··· DATASET RECORDS

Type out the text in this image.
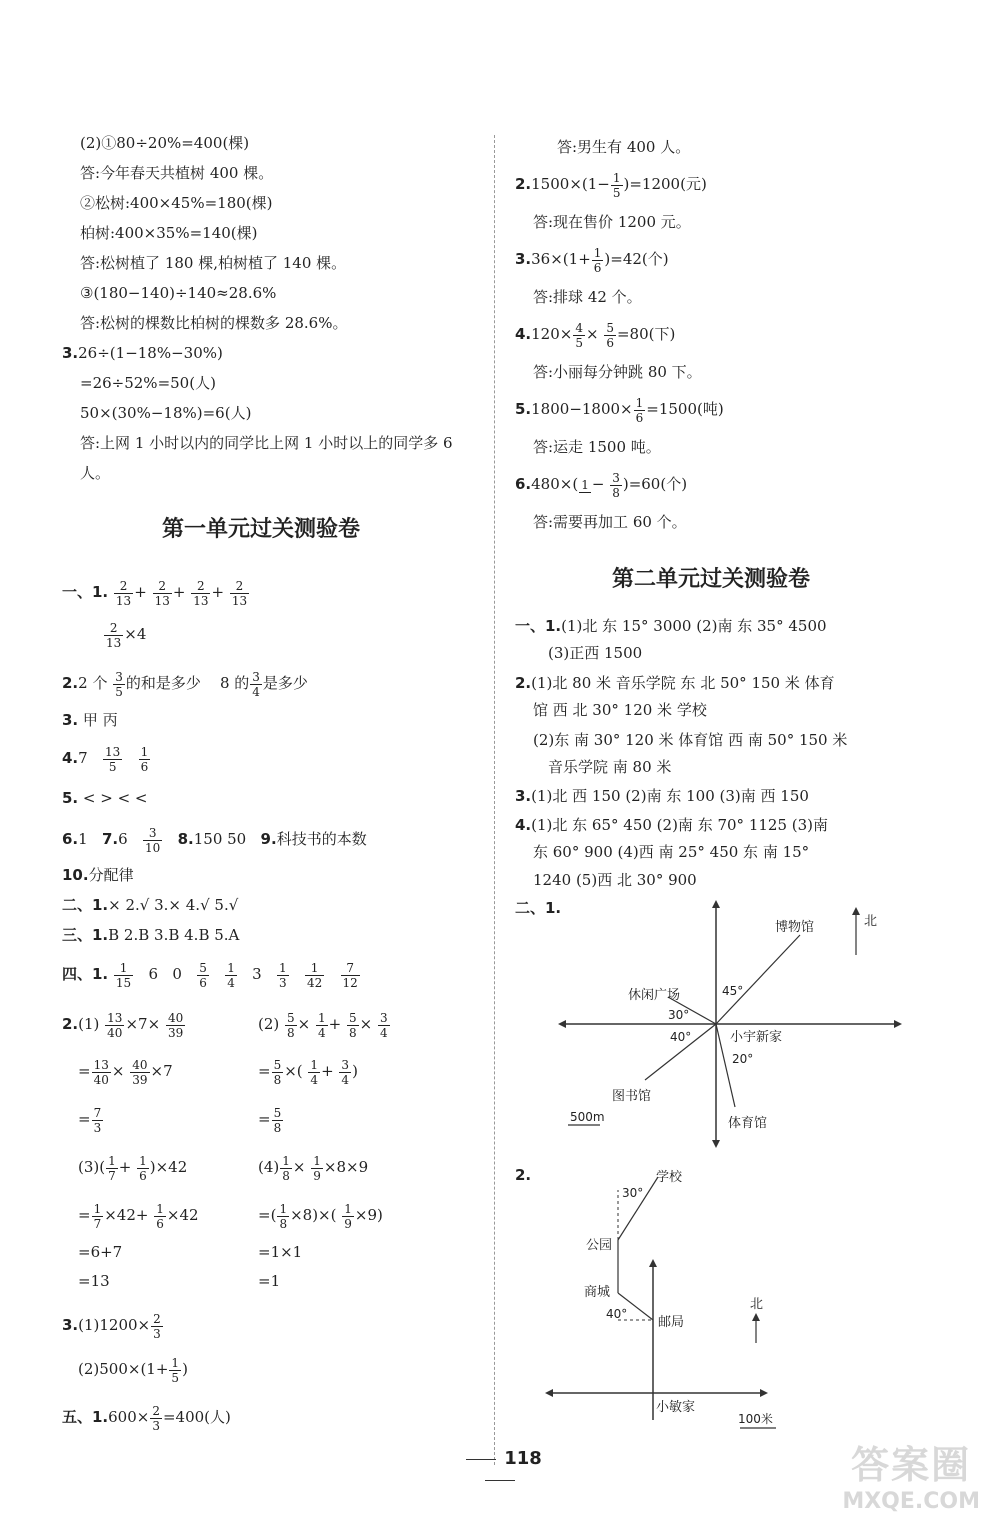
(2)①80÷20%=400(棵)
答:今年春天共植树 400 棵。
②松树:400×45%=180(棵)
柏树:400×35%=140(棵)
答:松树植了 180 棵,柏树植了 140 棵。
③(180−140)÷140≈28.6%
答:松树的棵数比柏树的棵数多 28.6%。
3.26÷(1−18%−30%)
=26÷52%=50(人)
50×(30%−18%)=6(人)
答:上网 1 小时以内的同学比上网 1 小时以上的同学多 6
人。
第一单元过关测验卷
一、1. $\frac{2}{13} + \frac{2}{13} + \frac{2}{13} + \frac{2}{13}$
$\frac{2}{13} \times 4$
2.2 个 $\frac{3}{5}$ 的和是多少 8 的 $\frac{3}{4}$ 是多少
3. 甲 丙
$4.7 \frac{13}{5}$
$\frac{1}{6}$
5. < > < <
6.1 $7.6 \frac{3}{10} 8.150$ 50 9.科技书的本数
10.分配律
二、1.× 2.√ 3.× 4.√ 5.√
三、1.B 2.B 3.B 4.B 5.A
四、1. $\frac{1}{15} 6$ $0 \frac{5}{6}$
$\frac{1}{4} 3 \frac{1}{3}$
$\frac{1}{42}$
$\frac{7}{12}$
$2.(1) \frac{13}{40} \times 7\times \frac{40}{39}$	$(2) \frac{5}{8} \times \frac{1}{4} + \frac{5}{8} \times \frac{3}{4}$
= $\frac{13}{40} \times \frac{40}{39} \times 7$	= $\frac{5}{8}$ ×( $\frac{1}{4} + \frac{3}{4}$ )
= $\frac{7}{3}$	= $\frac{5}{8}$
$(3)( \frac{1}{7} + \frac{1}{6} )\times 42$	$(4) \frac{1}{8} \times \frac{1}{9} \times 8\times 9$
= $\frac{1}{7} \times 42+ \frac{1}{6} \times 42$	=( $\frac{1}{8} \times 8)\times( \frac{1}{9} \times 9)$
=6+7	=1×1
=13	=1
$3.(1)1200\times \frac{2}{3}$
$(2)500\times(1+ \frac{1}{5}$ )
五、$1.600\times \frac{2}{3} =400$(人)
答:男生有 400 人。
$2.1500\times(1- \frac{1}{5} )=1200$(元)
答:现在售价 1200 元。
$3.36\times(1+ \frac{1}{6} )=42$(个)
答:排球 42 个。
$4.120\times \frac{4}{5} \times \frac{5}{6} =80$(下)
答:小丽每分钟跳 80 下。
$5.1800-1800\times \frac{1}{6} =1500$(吨)
答:运走 1500 吨。
6.480×( $1 - \frac{3}{8} )=60$(个)
答:需要再加工 60 个。
第二单元过关测验卷
一、1.(1)北 东 15° 3000 (2)南 东 35° 4500
(3)正西 1500
2.(1)北 80 米 音乐学院 东 北 50° 150 米 体育
馆 西 北 30° 120 米 学校
(2)东 南 30° 120 米 体育馆 西 南 50° 150 米
音乐学院 南 80 米
3.(1)北 西 150 (2)南 东 100 (3)南 西 150
4.(1)北 东 65° 450 (2)南 东 70° 1125 (3)南
东 60° 900 (4)西 南 25° 450 东 南 15°
1240 (5)西 北 30° 900
二、1.
博物馆	北
休闲广场	45°
30°
40°	小宇新家
20°
图书馆
体育馆
500m
2.	学校
30°
公园
商城
40°
邮局
北
小敏家
100米
118	答案圈
MXQE.COM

······

[WHAT IS REQUIRED]
All of the records above must be copied exactly, except for the pictures.

[RESULT]
Type out the text in this image.
(2)①80÷20%=400(棵)
答:今年春天共植树 400 棵。
②松树:400×45%=180(棵)
柏树:400×35%=140(棵)
答:松树植了 180 棵,柏树植了 140 棵。
③(180−140)÷140≈28.6%
答:松树的棵数比柏树的棵数多 28.6%。
3.26÷(1−18%−30%)
=26÷52%=50(人)
50×(30%−18%)=6(人)
答:上网 1 小时以内的同学比上网 1 小时以上的同学多 6
人。
第一单元过关测验卷
一、1. $\frac{2}{13} + \frac{2}{13} + \frac{2}{13} + \frac{2}{13}$
$\frac{2}{13} \times 4$
2.2 个 $\frac{3}{5}$ 的和是多少 8 的 $\frac{3}{4}$ 是多少
3. 甲 丙
$4.7 \frac{13}{5}$
$\frac{1}{6}$
5. < > < <
6.1 $7.6 \frac{3}{10} 8.150$ 50 9.科技书的本数
10.分配律
二、1.× 2.√ 3.× 4.√ 5.√
三、1.B 2.B 3.B 4.B 5.A
四、1. $\frac{1}{15} 6$ $0 \frac{5}{6}$
$\frac{1}{4} 3 \frac{1}{3}$
$\frac{1}{42}$
$\frac{7}{12}$
$2.(1) \frac{13}{40} \times 7\times \frac{40}{39}$	$(2) \frac{5}{8} \times \frac{1}{4} + \frac{5}{8} \times \frac{3}{4}$
= $\frac{13}{40} \times \frac{40}{39} \times 7$	= $\frac{5}{8}$ ×( $\frac{1}{4} + \frac{3}{4}$ )
= $\frac{7}{3}$	= $\frac{5}{8}$
$(3)( \frac{1}{7} + \frac{1}{6} )\times 42$	$(4) \frac{1}{8} \times \frac{1}{9} \times 8\times 9$
= $\frac{1}{7} \times 42+ \frac{1}{6} \times 42$	=( $\frac{1}{8} \times 8)\times( \frac{1}{9} \times 9)$
=6+7	=1×1
=13	=1
$3.(1)1200\times \frac{2}{3}$
$(2)500\times(1+ \frac{1}{5}$ )
五、$1.600\times \frac{2}{3} =400$(人)
答:男生有 400 人。
$2.1500\times(1- \frac{1}{5} )=1200$(元)
答:现在售价 1200 元。
$3.36\times(1+ \frac{1}{6} )=42$(个)
答:排球 42 个。
$4.120\times \frac{4}{5} \times \frac{5}{6} =80$(下)
答:小丽每分钟跳 80 下。
$5.1800-1800\times \frac{1}{6} =1500$(吨)
答:运走 1500 吨。
6.480×( $1 - \frac{3}{8} )=60$(个)
答:需要再加工 60 个。
第二单元过关测验卷
一、1.(1)北 东 15° 3000 (2)南 东 35° 4500
(3)正西 1500
2.(1)北 80 米 音乐学院 东 北 50° 150 米 体育
馆 西 北 30° 120 米 学校
(2)东 南 30° 120 米 体育馆 西 南 50° 150 米
音乐学院 南 80 米
3.(1)北 西 150 (2)南 东 100 (3)南 西 150
4.(1)北 东 65° 450 (2)南 东 70° 1125 (3)南
东 60° 900 (4)西 南 25° 450 东 南 15°
1240 (5)西 北 30° 900
二、1.
博物馆	北
休闲广场	45°
30°
40°	小宇新家
20°
图书馆
体育馆
500m
2.	学校
30°
公园
商城
40°
邮局
北
小敏家
100米
118	答案圈
MXQE.COM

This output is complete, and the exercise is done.